### Exercise directions
Reproduce all of the data that follows, character for character.

### Given data
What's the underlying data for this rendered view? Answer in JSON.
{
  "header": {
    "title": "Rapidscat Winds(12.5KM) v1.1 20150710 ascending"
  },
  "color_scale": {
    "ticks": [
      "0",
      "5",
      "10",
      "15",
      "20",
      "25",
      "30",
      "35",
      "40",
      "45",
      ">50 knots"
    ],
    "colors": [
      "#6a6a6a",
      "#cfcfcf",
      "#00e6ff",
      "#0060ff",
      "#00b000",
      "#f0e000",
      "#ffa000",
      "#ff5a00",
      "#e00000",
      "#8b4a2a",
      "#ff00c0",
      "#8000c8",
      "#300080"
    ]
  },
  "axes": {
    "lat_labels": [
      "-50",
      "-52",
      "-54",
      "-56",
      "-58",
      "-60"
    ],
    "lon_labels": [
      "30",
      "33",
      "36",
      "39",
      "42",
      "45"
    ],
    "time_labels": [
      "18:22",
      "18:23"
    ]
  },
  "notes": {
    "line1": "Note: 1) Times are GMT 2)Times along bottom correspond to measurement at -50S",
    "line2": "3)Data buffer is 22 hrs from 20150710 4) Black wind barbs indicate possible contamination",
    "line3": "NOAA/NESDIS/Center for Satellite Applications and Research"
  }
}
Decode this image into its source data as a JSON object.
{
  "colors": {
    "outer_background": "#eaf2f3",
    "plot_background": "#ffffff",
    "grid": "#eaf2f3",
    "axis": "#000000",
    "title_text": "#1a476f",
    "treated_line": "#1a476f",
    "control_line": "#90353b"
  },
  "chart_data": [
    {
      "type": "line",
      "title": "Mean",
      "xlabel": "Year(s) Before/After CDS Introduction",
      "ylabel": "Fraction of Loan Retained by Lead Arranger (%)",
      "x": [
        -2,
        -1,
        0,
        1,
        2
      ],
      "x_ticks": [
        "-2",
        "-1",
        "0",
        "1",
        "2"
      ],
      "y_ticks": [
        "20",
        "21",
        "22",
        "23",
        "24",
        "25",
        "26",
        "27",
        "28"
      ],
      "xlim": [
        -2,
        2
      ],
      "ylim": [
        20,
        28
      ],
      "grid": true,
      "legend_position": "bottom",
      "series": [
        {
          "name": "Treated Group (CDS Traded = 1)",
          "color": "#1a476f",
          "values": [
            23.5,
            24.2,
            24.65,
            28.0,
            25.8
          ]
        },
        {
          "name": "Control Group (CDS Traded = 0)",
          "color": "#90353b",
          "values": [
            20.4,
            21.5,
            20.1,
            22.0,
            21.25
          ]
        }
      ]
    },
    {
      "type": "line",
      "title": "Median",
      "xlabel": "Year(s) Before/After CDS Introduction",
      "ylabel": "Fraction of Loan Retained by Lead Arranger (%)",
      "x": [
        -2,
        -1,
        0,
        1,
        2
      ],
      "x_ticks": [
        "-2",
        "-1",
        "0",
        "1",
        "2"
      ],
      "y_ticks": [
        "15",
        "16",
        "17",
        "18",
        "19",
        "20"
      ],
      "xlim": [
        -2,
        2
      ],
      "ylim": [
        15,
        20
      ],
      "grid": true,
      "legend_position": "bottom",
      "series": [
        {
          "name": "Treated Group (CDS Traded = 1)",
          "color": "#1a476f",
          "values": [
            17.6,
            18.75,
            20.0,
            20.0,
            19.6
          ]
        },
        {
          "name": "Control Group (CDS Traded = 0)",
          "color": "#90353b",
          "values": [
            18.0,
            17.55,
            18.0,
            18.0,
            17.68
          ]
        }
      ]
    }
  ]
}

### Task answer
What's the underlying data for this rendered view? Answer in JSON.
{
  "header": {
    "title": "Rapidscat Winds(12.5KM) v1.1 20150710 ascending"
  },
  "color_scale": {
    "ticks": [
      "0",
      "5",
      "10",
      "15",
      "20",
      "25",
      "30",
      "35",
      "40",
      "45",
      ">50 knots"
    ],
    "colors": [
      "#6a6a6a",
      "#cfcfcf",
      "#00e6ff",
      "#0060ff",
      "#00b000",
      "#f0e000",
      "#ffa000",
      "#ff5a00",
      "#e00000",
      "#8b4a2a",
      "#ff00c0",
      "#8000c8",
      "#300080"
    ]
  },
  "axes": {
    "lat_labels": [
      "-50",
      "-52",
      "-54",
      "-56",
      "-58",
      "-60"
    ],
    "lon_labels": [
      "30",
      "33",
      "36",
      "39",
      "42",
      "45"
    ],
    "time_labels": [
      "18:22",
      "18:23"
    ]
  },
  "notes": {
    "line1": "Note: 1) Times are GMT 2)Times along bottom correspond to measurement at -50S",
    "line2": "3)Data buffer is 22 hrs from 20150710 4) Black wind barbs indicate possible contamination",
    "line3": "NOAA/NESDIS/Center for Satellite Applications and Research"
  }
}
Decode this image into its source data as a JSON object.
{
  "colors": {
    "outer_background": "#eaf2f3",
    "plot_background": "#ffffff",
    "grid": "#eaf2f3",
    "axis": "#000000",
    "title_text": "#1a476f",
    "treated_line": "#1a476f",
    "control_line": "#90353b"
  },
  "chart_data": [
    {
      "type": "line",
      "title": "Mean",
      "xlabel": "Year(s) Before/After CDS Introduction",
      "ylabel": "Fraction of Loan Retained by Lead Arranger (%)",
      "x": [
        -2,
        -1,
        0,
        1,
        2
      ],
      "x_ticks": [
        "-2",
        "-1",
        "0",
        "1",
        "2"
      ],
      "y_ticks": [
        "20",
        "21",
        "22",
        "23",
        "24",
        "25",
        "26",
        "27",
        "28"
      ],
      "xlim": [
        -2,
        2
      ],
      "ylim": [
        20,
        28
      ],
      "grid": true,
      "legend_position": "bottom",
      "series": [
        {
          "name": "Treated Group (CDS Traded = 1)",
          "color": "#1a476f",
          "values": [
            23.5,
            24.2,
            24.65,
            28.0,
            25.8
          ]
        },
        {
          "name": "Control Group (CDS Traded = 0)",
          "color": "#90353b",
          "values": [
            20.4,
            21.5,
            20.1,
            22.0,
            21.25
          ]
        }
      ]
    },
    {
      "type": "line",
      "title": "Median",
      "xlabel": "Year(s) Before/After CDS Introduction",
      "ylabel": "Fraction of Loan Retained by Lead Arranger (%)",
      "x": [
        -2,
        -1,
        0,
        1,
        2
      ],
      "x_ticks": [
        "-2",
        "-1",
        "0",
        "1",
        "2"
      ],
      "y_ticks": [
        "15",
        "16",
        "17",
        "18",
        "19",
        "20"
      ],
      "xlim": [
        -2,
        2
      ],
      "ylim": [
        15,
        20
      ],
      "grid": true,
      "legend_position": "bottom",
      "series": [
        {
          "name": "Treated Group (CDS Traded = 1)",
          "color": "#1a476f",
          "values": [
            17.6,
            18.75,
            20.0,
            20.0,
            19.6
          ]
        },
        {
          "name": "Control Group (CDS Traded = 0)",
          "color": "#90353b",
          "values": [
            18.0,
            17.55,
            18.0,
            18.0,
            17.68
          ]
        }
      ]
    }
  ]
}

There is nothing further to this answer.